Please transcribe the records precisely; pictures stay out of your copy.

----- Task material

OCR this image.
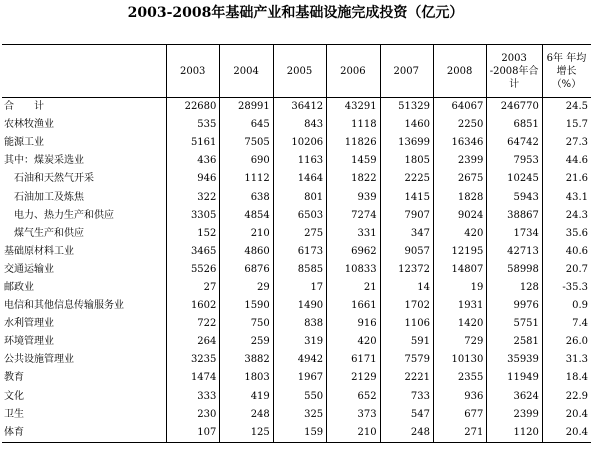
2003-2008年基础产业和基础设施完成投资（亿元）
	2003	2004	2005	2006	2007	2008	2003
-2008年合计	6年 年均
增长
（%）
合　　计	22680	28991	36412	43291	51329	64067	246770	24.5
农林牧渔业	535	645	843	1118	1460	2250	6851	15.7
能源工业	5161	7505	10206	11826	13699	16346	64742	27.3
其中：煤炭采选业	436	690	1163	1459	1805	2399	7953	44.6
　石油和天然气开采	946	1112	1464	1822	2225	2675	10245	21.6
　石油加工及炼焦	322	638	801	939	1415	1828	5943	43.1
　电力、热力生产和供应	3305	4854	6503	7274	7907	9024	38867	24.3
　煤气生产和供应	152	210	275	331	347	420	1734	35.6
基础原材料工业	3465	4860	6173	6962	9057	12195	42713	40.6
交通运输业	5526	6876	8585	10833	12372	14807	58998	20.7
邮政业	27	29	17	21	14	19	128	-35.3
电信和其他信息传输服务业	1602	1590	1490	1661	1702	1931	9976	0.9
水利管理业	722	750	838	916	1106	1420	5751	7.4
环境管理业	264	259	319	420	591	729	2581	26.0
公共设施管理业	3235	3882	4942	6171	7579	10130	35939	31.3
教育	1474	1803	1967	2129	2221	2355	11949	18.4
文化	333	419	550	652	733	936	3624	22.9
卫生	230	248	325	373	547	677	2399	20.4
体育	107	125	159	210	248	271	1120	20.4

----------

_The solution:_
OCR this image.
2003-2008年基础产业和基础设施完成投资（亿元）
	2003	2004	2005	2006	2007	2008	2003
-2008年合计	6年 年均
增长
（%）
合　　计	22680	28991	36412	43291	51329	64067	246770	24.5
农林牧渔业	535	645	843	1118	1460	2250	6851	15.7
能源工业	5161	7505	10206	11826	13699	16346	64742	27.3
其中：煤炭采选业	436	690	1163	1459	1805	2399	7953	44.6
　石油和天然气开采	946	1112	1464	1822	2225	2675	10245	21.6
　石油加工及炼焦	322	638	801	939	1415	1828	5943	43.1
　电力、热力生产和供应	3305	4854	6503	7274	7907	9024	38867	24.3
　煤气生产和供应	152	210	275	331	347	420	1734	35.6
基础原材料工业	3465	4860	6173	6962	9057	12195	42713	40.6
交通运输业	5526	6876	8585	10833	12372	14807	58998	20.7
邮政业	27	29	17	21	14	19	128	-35.3
电信和其他信息传输服务业	1602	1590	1490	1661	1702	1931	9976	0.9
水利管理业	722	750	838	916	1106	1420	5751	7.4
环境管理业	264	259	319	420	591	729	2581	26.0
公共设施管理业	3235	3882	4942	6171	7579	10130	35939	31.3
教育	1474	1803	1967	2129	2221	2355	11949	18.4
文化	333	419	550	652	733	936	3624	22.9
卫生	230	248	325	373	547	677	2399	20.4
体育	107	125	159	210	248	271	1120	20.4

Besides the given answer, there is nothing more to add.